--- What is being asked ---
Transcribe all records exactly.

--- Entries shown ---
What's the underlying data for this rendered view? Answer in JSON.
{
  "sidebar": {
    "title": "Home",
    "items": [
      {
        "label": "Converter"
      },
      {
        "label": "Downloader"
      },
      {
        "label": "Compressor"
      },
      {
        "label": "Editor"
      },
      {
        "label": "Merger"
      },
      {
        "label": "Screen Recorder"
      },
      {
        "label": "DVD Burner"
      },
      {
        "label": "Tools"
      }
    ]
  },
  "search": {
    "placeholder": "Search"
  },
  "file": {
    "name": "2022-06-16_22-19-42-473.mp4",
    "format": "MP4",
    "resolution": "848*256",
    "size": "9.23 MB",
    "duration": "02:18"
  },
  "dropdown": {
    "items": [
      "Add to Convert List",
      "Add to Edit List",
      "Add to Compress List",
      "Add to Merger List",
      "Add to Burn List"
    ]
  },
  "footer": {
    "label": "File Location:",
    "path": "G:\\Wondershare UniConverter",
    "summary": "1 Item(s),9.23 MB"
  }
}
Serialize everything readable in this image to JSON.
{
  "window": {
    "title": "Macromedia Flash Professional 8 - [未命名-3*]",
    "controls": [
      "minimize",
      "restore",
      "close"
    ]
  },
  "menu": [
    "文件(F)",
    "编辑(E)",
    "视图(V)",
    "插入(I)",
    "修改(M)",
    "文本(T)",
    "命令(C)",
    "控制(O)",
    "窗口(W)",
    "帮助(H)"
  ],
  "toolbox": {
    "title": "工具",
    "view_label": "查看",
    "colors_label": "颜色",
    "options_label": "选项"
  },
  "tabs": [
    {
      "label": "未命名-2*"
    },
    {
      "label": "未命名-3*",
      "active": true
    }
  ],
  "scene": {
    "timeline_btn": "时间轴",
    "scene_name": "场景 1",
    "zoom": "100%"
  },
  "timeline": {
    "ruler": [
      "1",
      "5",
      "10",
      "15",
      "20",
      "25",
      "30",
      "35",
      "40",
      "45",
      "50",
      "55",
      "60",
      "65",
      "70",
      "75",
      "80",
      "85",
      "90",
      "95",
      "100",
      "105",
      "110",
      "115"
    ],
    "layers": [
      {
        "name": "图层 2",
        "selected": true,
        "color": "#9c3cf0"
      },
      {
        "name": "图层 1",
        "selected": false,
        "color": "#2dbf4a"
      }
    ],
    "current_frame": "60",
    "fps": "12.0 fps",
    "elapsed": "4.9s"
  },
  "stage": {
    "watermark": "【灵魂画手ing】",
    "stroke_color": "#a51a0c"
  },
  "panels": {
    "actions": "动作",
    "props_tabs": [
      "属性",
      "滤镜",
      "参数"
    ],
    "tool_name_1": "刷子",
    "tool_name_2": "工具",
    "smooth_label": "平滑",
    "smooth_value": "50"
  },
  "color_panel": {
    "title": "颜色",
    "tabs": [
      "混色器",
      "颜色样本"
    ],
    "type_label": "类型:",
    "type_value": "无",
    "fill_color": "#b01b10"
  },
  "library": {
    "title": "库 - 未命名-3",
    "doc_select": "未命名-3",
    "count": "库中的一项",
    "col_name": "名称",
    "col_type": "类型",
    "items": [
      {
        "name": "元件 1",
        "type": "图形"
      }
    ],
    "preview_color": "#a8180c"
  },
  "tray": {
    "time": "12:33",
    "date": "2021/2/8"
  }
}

--- Solution for this exercise ---
What's the underlying data for this rendered view? Answer in JSON.
{
  "sidebar": {
    "title": "Home",
    "items": [
      {
        "label": "Converter"
      },
      {
        "label": "Downloader"
      },
      {
        "label": "Compressor"
      },
      {
        "label": "Editor"
      },
      {
        "label": "Merger"
      },
      {
        "label": "Screen Recorder"
      },
      {
        "label": "DVD Burner"
      },
      {
        "label": "Tools"
      }
    ]
  },
  "search": {
    "placeholder": "Search"
  },
  "file": {
    "name": "2022-06-16_22-19-42-473.mp4",
    "format": "MP4",
    "resolution": "848*256",
    "size": "9.23 MB",
    "duration": "02:18"
  },
  "dropdown": {
    "items": [
      "Add to Convert List",
      "Add to Edit List",
      "Add to Compress List",
      "Add to Merger List",
      "Add to Burn List"
    ]
  },
  "footer": {
    "label": "File Location:",
    "path": "G:\\Wondershare UniConverter",
    "summary": "1 Item(s),9.23 MB"
  }
}
Serialize everything readable in this image to JSON.
{
  "window": {
    "title": "Macromedia Flash Professional 8 - [未命名-3*]",
    "controls": [
      "minimize",
      "restore",
      "close"
    ]
  },
  "menu": [
    "文件(F)",
    "编辑(E)",
    "视图(V)",
    "插入(I)",
    "修改(M)",
    "文本(T)",
    "命令(C)",
    "控制(O)",
    "窗口(W)",
    "帮助(H)"
  ],
  "toolbox": {
    "title": "工具",
    "view_label": "查看",
    "colors_label": "颜色",
    "options_label": "选项"
  },
  "tabs": [
    {
      "label": "未命名-2*"
    },
    {
      "label": "未命名-3*",
      "active": true
    }
  ],
  "scene": {
    "timeline_btn": "时间轴",
    "scene_name": "场景 1",
    "zoom": "100%"
  },
  "timeline": {
    "ruler": [
      "1",
      "5",
      "10",
      "15",
      "20",
      "25",
      "30",
      "35",
      "40",
      "45",
      "50",
      "55",
      "60",
      "65",
      "70",
      "75",
      "80",
      "85",
      "90",
      "95",
      "100",
      "105",
      "110",
      "115"
    ],
    "layers": [
      {
        "name": "图层 2",
        "selected": true,
        "color": "#9c3cf0"
      },
      {
        "name": "图层 1",
        "selected": false,
        "color": "#2dbf4a"
      }
    ],
    "current_frame": "60",
    "fps": "12.0 fps",
    "elapsed": "4.9s"
  },
  "stage": {
    "watermark": "【灵魂画手ing】",
    "stroke_color": "#a51a0c"
  },
  "panels": {
    "actions": "动作",
    "props_tabs": [
      "属性",
      "滤镜",
      "参数"
    ],
    "tool_name_1": "刷子",
    "tool_name_2": "工具",
    "smooth_label": "平滑",
    "smooth_value": "50"
  },
  "color_panel": {
    "title": "颜色",
    "tabs": [
      "混色器",
      "颜色样本"
    ],
    "type_label": "类型:",
    "type_value": "无",
    "fill_color": "#b01b10"
  },
  "library": {
    "title": "库 - 未命名-3",
    "doc_select": "未命名-3",
    "count": "库中的一项",
    "col_name": "名称",
    "col_type": "类型",
    "items": [
      {
        "name": "元件 1",
        "type": "图形"
      }
    ],
    "preview_color": "#a8180c"
  },
  "tray": {
    "time": "12:33",
    "date": "2021/2/8"
  }
}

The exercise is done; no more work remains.